[DATASET RECORDS]
○ ○ ○ ○ ○ ○ ○
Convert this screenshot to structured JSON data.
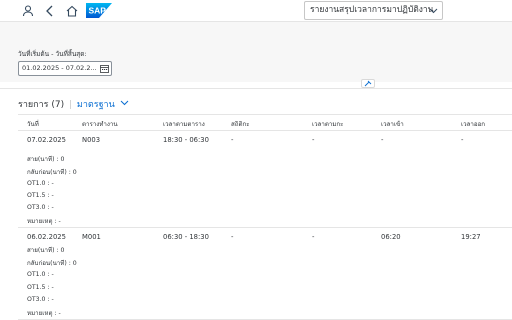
{
  "shell": {
    "logo_text": "SAP",
    "app_title": "รายงานสรุปเวลาการมาปฏิบัติงาน"
  },
  "filter": {
    "date_label": "วันที่เริ่มต้น - วันที่สิ้นสุด:",
    "date_value": "01.02.2025 - 07.02.2..."
  },
  "table": {
    "title": "รายการ (7)",
    "variant": "มาตรฐาน",
    "columns": [
      "วันที่",
      "ตารางทำงาน",
      "เวลาตามตาราง",
      "สถิติกะ",
      "เวลาตามกะ",
      "เวลาเข้า",
      "เวลาออก"
    ],
    "rows": [
      {
        "date": "07.02.2025",
        "schedule": "N003",
        "time": "18:30 - 06:30",
        "shift_status": "-",
        "shift_time": "-",
        "in": "-",
        "out": "-",
        "late_label": "สาย(นาที) :",
        "late": "0",
        "early_label": "กลับก่อน(นาที) :",
        "early": "0",
        "ot10_label": "OT1.0 :",
        "ot10": "-",
        "ot15_label": "OT1.5 :",
        "ot15": "-",
        "ot30_label": "OT3.0 :",
        "ot30": "-",
        "note_label": "หมายเหตุ :",
        "note": "-"
      },
      {
        "date": "06.02.2025",
        "schedule": "M001",
        "time": "06:30 - 18:30",
        "shift_status": "-",
        "shift_time": "-",
        "in": "06:20",
        "out": "19:27",
        "late_label": "สาย(นาที) :",
        "late": "0",
        "early_label": "กลับก่อน(นาที) :",
        "early": "0",
        "ot10_label": "OT1.0 :",
        "ot10": "-",
        "ot15_label": "OT1.5 :",
        "ot15": "-",
        "ot30_label": "OT3.0 :",
        "ot30": "-",
        "note_label": "หมายเหตุ :",
        "note": "-"
      }
    ]
  },
  "colors": {
    "accent": "#0a6ed1",
    "sap_blue": "#008fd3",
    "shell_icon": "#354a5f"
  }
}
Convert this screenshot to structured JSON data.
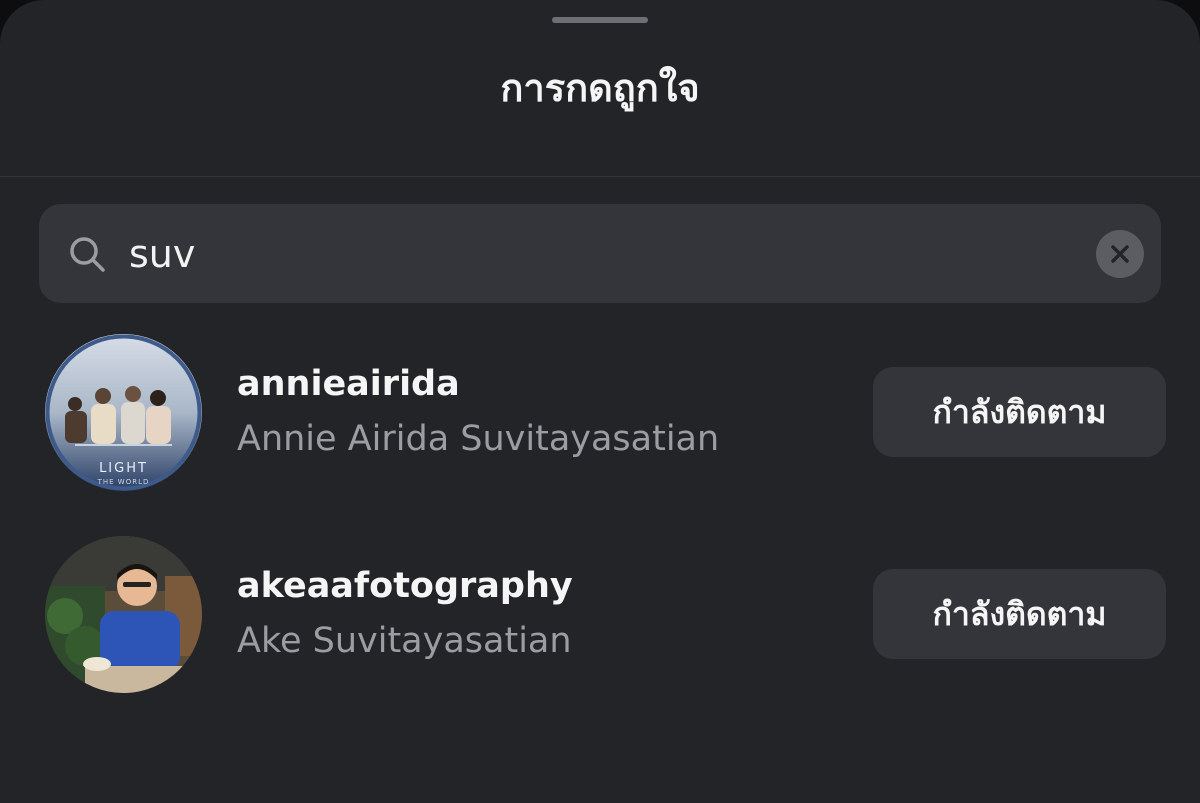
{
  "header": {
    "title": "การกดถูกใจ"
  },
  "search": {
    "query": "suv",
    "search_icon": "search-icon",
    "clear_icon": "close-icon"
  },
  "results": [
    {
      "username": "annieairida",
      "full_name": "Annie Airida Suvitayasatian",
      "button_label": "กำลังติดตาม",
      "avatar_text_line1": "LIGHT",
      "avatar_text_line2": "THE WORLD"
    },
    {
      "username": "akeaafotography",
      "full_name": "Ake Suvitayasatian",
      "button_label": "กำลังติดตาม"
    }
  ],
  "colors": {
    "sheet_bg": "#232428",
    "field_bg": "#34353a",
    "primary_text": "#f5f5f5",
    "secondary_text": "#9c9da2"
  }
}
○ ○ ○ ○ ○ ○ ○
[WRITTEN EXERCISE]
Write out each line of the data exactly; the images should be left out.

[ANSWER IN FULL]
Convert this screenshot to structured JSON data.
{
  "shell": {
    "logo_text": "SAP",
    "app_title": "รายงานสรุปเวลาการมาปฏิบัติงาน"
  },
  "filter": {
    "date_label": "วันที่เริ่มต้น - วันที่สิ้นสุด:",
    "date_value": "01.02.2025 - 07.02.2..."
  },
  "table": {
    "title": "รายการ (7)",
    "variant": "มาตรฐาน",
    "columns": [
      "วันที่",
      "ตารางทำงาน",
      "เวลาตามตาราง",
      "สถิติกะ",
      "เวลาตามกะ",
      "เวลาเข้า",
      "เวลาออก"
    ],
    "rows": [
      {
        "date": "07.02.2025",
        "schedule": "N003",
        "time": "18:30 - 06:30",
        "shift_status": "-",
        "shift_time": "-",
        "in": "-",
        "out": "-",
        "late_label": "สาย(นาที) :",
        "late": "0",
        "early_label": "กลับก่อน(นาที) :",
        "early": "0",
        "ot10_label": "OT1.0 :",
        "ot10": "-",
        "ot15_label": "OT1.5 :",
        "ot15": "-",
        "ot30_label": "OT3.0 :",
        "ot30": "-",
        "note_label": "หมายเหตุ :",
        "note": "-"
      },
      {
        "date": "06.02.2025",
        "schedule": "M001",
        "time": "06:30 - 18:30",
        "shift_status": "-",
        "shift_time": "-",
        "in": "06:20",
        "out": "19:27",
        "late_label": "สาย(นาที) :",
        "late": "0",
        "early_label": "กลับก่อน(นาที) :",
        "early": "0",
        "ot10_label": "OT1.0 :",
        "ot10": "-",
        "ot15_label": "OT1.5 :",
        "ot15": "-",
        "ot30_label": "OT3.0 :",
        "ot30": "-",
        "note_label": "หมายเหตุ :",
        "note": "-"
      }
    ]
  },
  "colors": {
    "accent": "#0a6ed1",
    "sap_blue": "#008fd3",
    "shell_icon": "#354a5f"
  }
}
Convert this screenshot to structured JSON data.
{
  "header": {
    "title": "การกดถูกใจ"
  },
  "search": {
    "query": "suv",
    "search_icon": "search-icon",
    "clear_icon": "close-icon"
  },
  "results": [
    {
      "username": "annieairida",
      "full_name": "Annie Airida Suvitayasatian",
      "button_label": "กำลังติดตาม",
      "avatar_text_line1": "LIGHT",
      "avatar_text_line2": "THE WORLD"
    },
    {
      "username": "akeaafotography",
      "full_name": "Ake Suvitayasatian",
      "button_label": "กำลังติดตาม"
    }
  ],
  "colors": {
    "sheet_bg": "#232428",
    "field_bg": "#34353a",
    "primary_text": "#f5f5f5",
    "secondary_text": "#9c9da2"
  }
}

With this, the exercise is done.